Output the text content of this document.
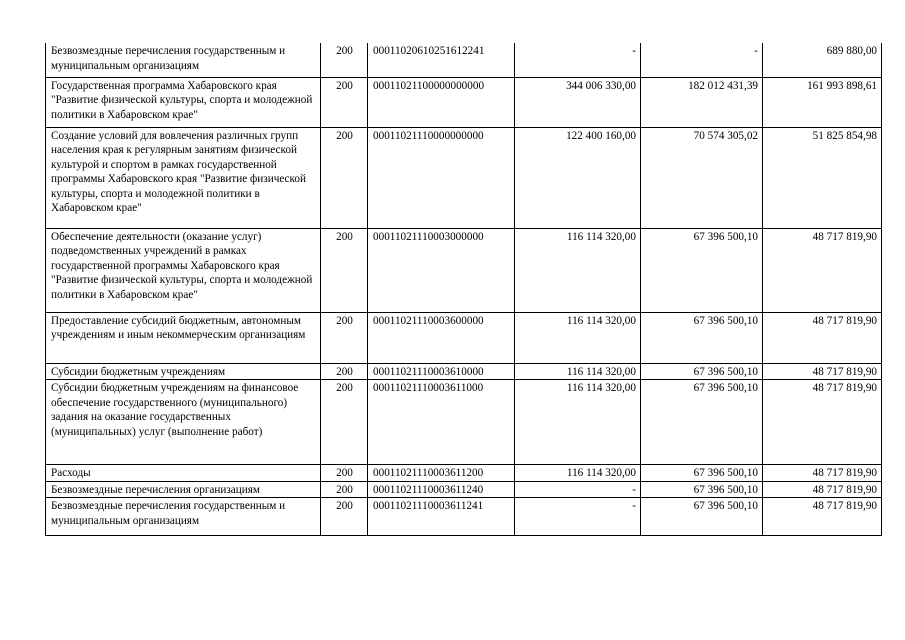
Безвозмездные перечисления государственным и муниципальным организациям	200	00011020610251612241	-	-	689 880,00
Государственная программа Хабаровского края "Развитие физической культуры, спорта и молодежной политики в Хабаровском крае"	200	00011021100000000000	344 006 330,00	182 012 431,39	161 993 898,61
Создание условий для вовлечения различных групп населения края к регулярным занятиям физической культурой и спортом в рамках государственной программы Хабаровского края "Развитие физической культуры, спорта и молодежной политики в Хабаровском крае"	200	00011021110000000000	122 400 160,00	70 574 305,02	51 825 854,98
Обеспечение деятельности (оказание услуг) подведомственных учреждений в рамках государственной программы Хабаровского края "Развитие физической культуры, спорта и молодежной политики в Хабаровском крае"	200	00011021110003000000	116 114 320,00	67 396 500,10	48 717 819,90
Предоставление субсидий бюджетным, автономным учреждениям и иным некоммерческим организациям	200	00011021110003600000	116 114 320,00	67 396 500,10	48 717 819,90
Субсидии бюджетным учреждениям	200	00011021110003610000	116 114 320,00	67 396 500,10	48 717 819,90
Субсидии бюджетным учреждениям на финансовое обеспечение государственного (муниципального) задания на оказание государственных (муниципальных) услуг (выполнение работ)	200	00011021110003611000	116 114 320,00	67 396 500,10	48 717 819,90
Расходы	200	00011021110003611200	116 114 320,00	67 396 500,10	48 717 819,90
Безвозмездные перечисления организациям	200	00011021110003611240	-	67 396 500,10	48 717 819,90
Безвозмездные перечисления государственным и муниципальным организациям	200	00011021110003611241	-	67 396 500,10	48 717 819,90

---

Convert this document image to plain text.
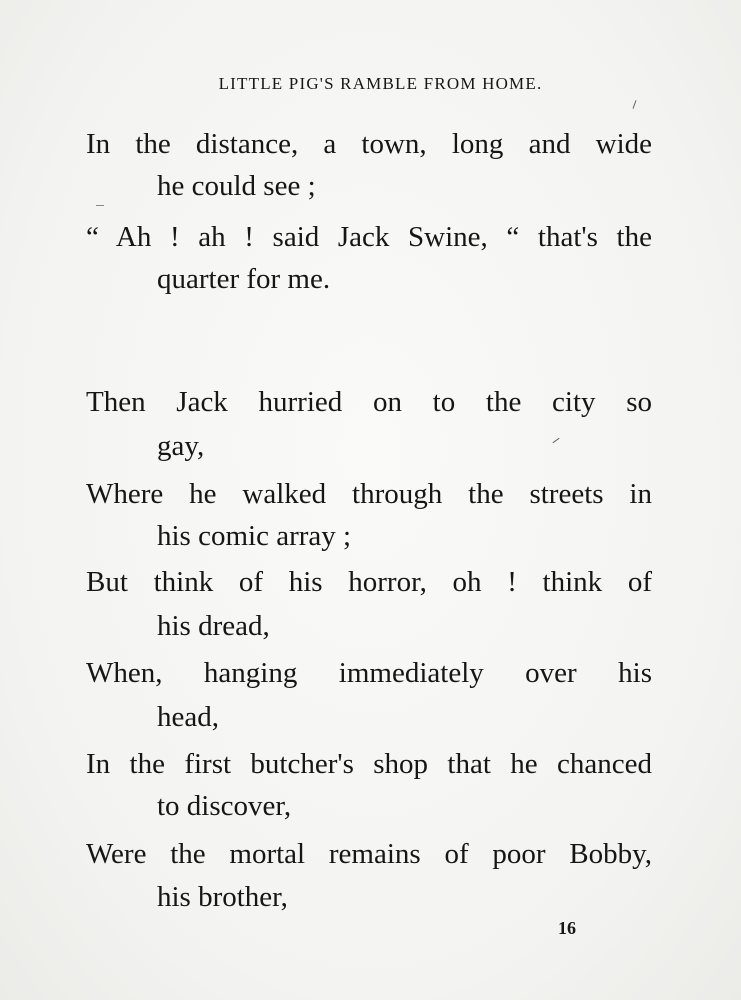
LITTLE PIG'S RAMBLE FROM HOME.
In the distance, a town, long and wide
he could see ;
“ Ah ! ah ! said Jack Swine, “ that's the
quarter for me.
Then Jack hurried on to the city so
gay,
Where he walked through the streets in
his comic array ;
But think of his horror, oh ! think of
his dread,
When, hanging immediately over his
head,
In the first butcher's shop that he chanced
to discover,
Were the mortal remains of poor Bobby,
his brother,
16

--

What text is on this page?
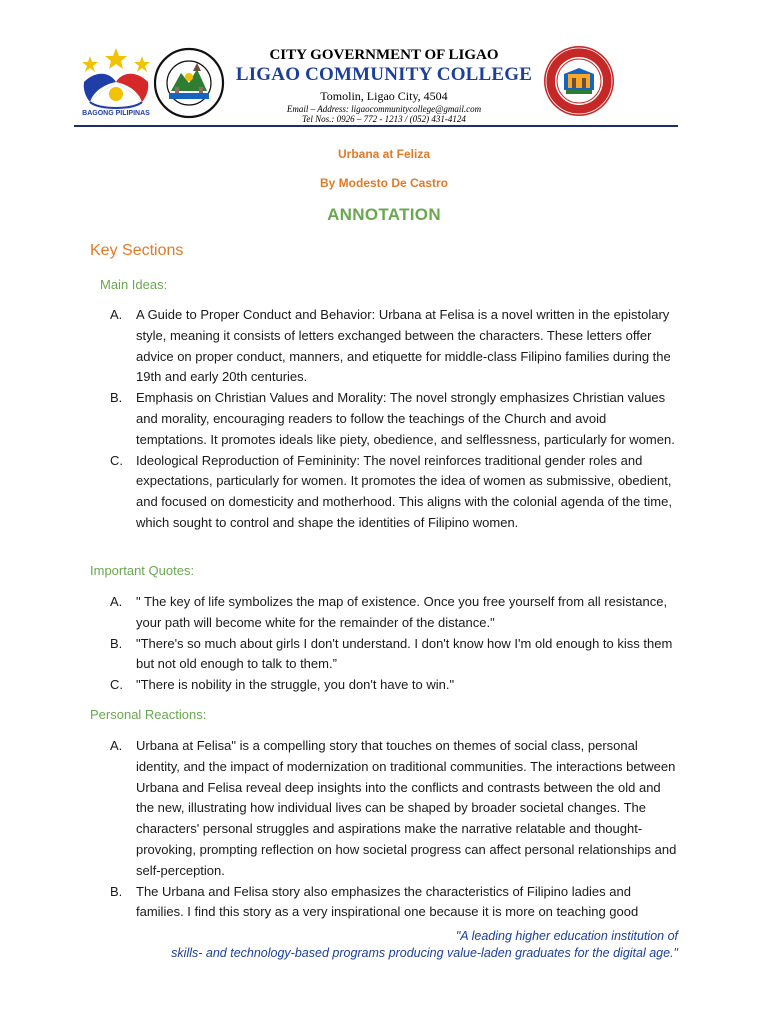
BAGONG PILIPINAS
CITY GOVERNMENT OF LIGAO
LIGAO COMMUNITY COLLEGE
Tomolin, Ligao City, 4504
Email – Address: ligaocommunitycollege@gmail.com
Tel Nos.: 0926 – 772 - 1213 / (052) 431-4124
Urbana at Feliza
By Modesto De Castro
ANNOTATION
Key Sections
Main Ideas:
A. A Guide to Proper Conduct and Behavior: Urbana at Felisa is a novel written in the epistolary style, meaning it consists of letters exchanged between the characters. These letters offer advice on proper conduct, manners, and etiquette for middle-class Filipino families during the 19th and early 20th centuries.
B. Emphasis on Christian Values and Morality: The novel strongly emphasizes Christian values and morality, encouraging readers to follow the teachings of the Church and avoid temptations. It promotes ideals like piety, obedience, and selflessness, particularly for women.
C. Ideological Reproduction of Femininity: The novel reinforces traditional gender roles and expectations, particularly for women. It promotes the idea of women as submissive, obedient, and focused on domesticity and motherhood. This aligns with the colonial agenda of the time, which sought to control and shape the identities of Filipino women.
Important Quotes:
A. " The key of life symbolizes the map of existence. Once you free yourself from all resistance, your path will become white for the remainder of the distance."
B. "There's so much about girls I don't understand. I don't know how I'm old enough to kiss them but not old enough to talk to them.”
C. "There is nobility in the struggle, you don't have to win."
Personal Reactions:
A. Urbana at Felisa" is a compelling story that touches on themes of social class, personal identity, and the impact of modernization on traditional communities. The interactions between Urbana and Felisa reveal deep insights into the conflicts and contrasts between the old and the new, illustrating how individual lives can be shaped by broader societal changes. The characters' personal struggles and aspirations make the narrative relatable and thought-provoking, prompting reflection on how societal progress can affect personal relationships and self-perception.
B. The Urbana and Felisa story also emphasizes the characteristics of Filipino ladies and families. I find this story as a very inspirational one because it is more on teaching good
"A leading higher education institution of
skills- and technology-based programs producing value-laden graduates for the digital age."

» **INSTRUCTIONS FOR THE TASK**
Scan the material for lines with the word "программы", and copy each line you find.

» **WRITTEN RESPONSE**
Создание условий для вовлечения различных групп населения края к регулярным занятиям физической культурой и спортом в рамках государственной программы Хабаровского края "Развитие физической культуры, спорта и молодежной политики в Хабаровском крае"	200	00011021110000000000	122 400 160,00	70 574 305,02	51 825 854,98
Обеспечение деятельности (оказание услуг) подведомственных учреждений в рамках государственной программы Хабаровского края "Развитие физической культуры, спорта и молодежной политики в Хабаровском крае"	200	00011021110003000000	116 114 320,00	67 396 500,10	48 717 819,90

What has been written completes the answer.